Set problem |
Where a line holds the word "faudrait", copy that line.

Data shown |
● ● ●
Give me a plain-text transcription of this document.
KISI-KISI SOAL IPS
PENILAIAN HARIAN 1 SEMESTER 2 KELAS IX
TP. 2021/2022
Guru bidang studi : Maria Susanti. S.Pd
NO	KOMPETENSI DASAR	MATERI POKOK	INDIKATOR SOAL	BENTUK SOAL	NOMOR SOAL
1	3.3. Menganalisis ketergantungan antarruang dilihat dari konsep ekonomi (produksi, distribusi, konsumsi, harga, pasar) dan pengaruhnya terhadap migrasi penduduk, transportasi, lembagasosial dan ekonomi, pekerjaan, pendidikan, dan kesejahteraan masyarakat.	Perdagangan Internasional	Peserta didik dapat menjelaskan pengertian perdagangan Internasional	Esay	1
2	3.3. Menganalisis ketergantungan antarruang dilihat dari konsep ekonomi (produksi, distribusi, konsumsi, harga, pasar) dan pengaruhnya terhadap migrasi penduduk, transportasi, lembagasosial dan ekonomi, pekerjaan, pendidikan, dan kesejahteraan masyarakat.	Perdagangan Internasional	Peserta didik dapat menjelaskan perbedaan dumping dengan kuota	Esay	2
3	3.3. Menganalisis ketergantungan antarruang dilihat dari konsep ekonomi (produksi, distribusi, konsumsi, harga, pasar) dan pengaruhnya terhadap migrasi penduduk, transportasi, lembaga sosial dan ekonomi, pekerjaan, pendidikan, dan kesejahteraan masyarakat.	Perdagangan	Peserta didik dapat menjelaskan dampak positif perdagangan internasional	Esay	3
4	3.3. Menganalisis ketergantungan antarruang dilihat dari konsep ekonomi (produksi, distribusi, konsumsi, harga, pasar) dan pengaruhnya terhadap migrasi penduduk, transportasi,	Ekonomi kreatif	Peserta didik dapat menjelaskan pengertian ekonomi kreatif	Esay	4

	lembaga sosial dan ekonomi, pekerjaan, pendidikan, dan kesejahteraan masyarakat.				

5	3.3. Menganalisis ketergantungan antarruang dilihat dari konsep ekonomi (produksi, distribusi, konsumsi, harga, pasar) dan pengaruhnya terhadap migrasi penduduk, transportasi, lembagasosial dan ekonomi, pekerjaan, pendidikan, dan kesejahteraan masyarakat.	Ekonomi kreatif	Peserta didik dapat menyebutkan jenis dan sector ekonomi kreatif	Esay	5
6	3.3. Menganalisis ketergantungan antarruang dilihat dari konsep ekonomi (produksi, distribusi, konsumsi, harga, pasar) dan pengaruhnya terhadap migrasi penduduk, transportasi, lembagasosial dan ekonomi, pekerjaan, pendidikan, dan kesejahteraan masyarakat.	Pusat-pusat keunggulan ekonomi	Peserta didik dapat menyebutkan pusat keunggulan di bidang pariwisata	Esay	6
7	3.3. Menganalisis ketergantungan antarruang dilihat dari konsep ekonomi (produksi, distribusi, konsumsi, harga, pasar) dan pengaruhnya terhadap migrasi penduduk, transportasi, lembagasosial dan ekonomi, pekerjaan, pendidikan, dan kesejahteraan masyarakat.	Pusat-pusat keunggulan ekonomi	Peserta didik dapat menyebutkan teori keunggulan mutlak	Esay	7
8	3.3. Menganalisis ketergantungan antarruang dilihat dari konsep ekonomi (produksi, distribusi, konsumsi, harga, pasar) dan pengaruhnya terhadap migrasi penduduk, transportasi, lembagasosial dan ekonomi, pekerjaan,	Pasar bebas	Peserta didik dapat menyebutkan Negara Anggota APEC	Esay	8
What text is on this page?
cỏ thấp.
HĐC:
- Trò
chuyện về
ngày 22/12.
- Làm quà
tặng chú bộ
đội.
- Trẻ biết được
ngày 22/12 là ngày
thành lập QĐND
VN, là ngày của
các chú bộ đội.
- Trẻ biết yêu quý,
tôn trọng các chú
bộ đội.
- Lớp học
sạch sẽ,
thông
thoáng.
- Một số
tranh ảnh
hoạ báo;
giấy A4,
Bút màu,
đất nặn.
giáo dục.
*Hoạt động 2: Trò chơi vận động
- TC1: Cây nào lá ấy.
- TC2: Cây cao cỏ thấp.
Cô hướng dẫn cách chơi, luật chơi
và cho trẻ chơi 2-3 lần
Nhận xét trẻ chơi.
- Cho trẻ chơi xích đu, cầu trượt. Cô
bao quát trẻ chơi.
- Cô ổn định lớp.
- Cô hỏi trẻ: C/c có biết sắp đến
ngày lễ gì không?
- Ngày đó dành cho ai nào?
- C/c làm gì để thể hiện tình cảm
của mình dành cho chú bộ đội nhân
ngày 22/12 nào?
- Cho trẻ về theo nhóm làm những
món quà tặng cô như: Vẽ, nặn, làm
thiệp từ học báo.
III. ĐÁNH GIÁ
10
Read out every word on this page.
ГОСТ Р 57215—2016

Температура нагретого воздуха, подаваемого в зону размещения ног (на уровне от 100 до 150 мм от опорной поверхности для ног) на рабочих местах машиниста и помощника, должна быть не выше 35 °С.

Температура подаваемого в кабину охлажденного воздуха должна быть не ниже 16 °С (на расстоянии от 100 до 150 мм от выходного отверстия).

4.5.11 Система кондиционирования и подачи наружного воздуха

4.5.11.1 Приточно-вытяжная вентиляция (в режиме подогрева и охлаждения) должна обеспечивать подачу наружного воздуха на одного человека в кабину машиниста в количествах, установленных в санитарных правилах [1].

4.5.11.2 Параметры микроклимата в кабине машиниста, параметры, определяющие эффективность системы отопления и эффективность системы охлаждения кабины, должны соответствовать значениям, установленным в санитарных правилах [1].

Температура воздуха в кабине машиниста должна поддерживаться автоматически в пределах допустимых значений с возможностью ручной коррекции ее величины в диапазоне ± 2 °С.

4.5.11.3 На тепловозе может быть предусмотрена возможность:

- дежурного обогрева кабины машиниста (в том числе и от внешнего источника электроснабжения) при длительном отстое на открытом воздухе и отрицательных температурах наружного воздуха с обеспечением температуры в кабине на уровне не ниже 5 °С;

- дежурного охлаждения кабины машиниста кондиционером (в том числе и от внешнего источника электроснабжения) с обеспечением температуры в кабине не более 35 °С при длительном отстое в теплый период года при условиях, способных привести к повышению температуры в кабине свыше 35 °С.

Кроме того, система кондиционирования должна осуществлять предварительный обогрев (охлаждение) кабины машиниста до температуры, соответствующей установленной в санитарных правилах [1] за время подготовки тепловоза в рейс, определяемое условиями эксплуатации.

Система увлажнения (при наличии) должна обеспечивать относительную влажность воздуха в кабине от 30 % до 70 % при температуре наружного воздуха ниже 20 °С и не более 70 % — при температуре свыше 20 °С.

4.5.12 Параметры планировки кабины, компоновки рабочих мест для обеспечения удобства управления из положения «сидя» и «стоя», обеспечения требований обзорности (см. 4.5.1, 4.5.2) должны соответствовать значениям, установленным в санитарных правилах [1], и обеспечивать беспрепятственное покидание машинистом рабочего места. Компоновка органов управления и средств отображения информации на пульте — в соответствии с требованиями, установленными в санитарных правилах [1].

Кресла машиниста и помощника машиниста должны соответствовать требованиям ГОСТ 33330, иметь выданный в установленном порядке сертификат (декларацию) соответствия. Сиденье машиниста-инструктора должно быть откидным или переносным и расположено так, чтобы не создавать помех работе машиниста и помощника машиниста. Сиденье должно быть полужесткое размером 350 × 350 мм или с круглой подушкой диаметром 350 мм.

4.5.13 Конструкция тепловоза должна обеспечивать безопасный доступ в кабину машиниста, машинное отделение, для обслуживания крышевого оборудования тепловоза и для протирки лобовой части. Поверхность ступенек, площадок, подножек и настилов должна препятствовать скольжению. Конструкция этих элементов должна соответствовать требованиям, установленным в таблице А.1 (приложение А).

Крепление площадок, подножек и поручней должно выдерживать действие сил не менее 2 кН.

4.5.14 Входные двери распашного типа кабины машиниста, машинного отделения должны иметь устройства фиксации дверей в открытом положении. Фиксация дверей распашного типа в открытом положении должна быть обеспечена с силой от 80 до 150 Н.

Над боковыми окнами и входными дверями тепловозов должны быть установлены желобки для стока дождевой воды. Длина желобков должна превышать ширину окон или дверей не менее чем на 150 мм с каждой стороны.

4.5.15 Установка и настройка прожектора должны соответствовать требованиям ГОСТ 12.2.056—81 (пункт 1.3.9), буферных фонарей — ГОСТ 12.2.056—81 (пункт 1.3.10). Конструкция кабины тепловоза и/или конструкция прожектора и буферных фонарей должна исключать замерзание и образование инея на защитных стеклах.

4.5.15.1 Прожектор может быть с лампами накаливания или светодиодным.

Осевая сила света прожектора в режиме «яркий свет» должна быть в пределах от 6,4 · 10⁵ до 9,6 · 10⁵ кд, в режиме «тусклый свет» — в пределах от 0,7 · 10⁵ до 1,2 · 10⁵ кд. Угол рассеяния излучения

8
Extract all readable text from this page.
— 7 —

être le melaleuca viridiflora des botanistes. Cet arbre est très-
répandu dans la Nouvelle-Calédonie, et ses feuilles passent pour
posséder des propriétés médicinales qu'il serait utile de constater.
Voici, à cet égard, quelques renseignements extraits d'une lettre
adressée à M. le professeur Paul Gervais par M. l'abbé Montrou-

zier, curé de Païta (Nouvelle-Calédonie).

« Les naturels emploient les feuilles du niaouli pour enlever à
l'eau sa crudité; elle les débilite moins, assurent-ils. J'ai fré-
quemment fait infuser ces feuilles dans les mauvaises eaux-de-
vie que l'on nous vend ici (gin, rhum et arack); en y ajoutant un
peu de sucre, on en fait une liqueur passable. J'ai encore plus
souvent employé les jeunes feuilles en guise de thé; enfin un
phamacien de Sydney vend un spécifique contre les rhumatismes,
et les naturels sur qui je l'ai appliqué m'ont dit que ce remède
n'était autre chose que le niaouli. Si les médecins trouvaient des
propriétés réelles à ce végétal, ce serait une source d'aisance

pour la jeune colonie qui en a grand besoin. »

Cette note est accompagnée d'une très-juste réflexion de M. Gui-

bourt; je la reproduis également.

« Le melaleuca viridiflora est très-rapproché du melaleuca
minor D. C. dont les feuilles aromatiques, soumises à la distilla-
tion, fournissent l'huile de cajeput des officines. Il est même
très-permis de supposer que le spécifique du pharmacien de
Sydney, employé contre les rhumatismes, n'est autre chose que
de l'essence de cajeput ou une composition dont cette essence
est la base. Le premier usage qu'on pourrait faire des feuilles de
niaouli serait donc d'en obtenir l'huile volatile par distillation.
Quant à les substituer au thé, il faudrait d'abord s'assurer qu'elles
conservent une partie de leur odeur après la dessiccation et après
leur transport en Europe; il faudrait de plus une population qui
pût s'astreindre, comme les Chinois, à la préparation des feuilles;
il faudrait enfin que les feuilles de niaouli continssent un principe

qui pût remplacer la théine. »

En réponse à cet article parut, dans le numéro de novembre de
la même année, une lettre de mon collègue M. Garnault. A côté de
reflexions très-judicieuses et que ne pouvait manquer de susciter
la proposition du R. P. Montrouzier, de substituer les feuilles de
● ● ●
Result for this task |
Quant à les substituer au thé, il faudrait d'abord s'assurer qu'elles
leur transport en Europe; il faudrait de plus une population qui
il faudrait enfin que les feuilles de niaouli continssent un principe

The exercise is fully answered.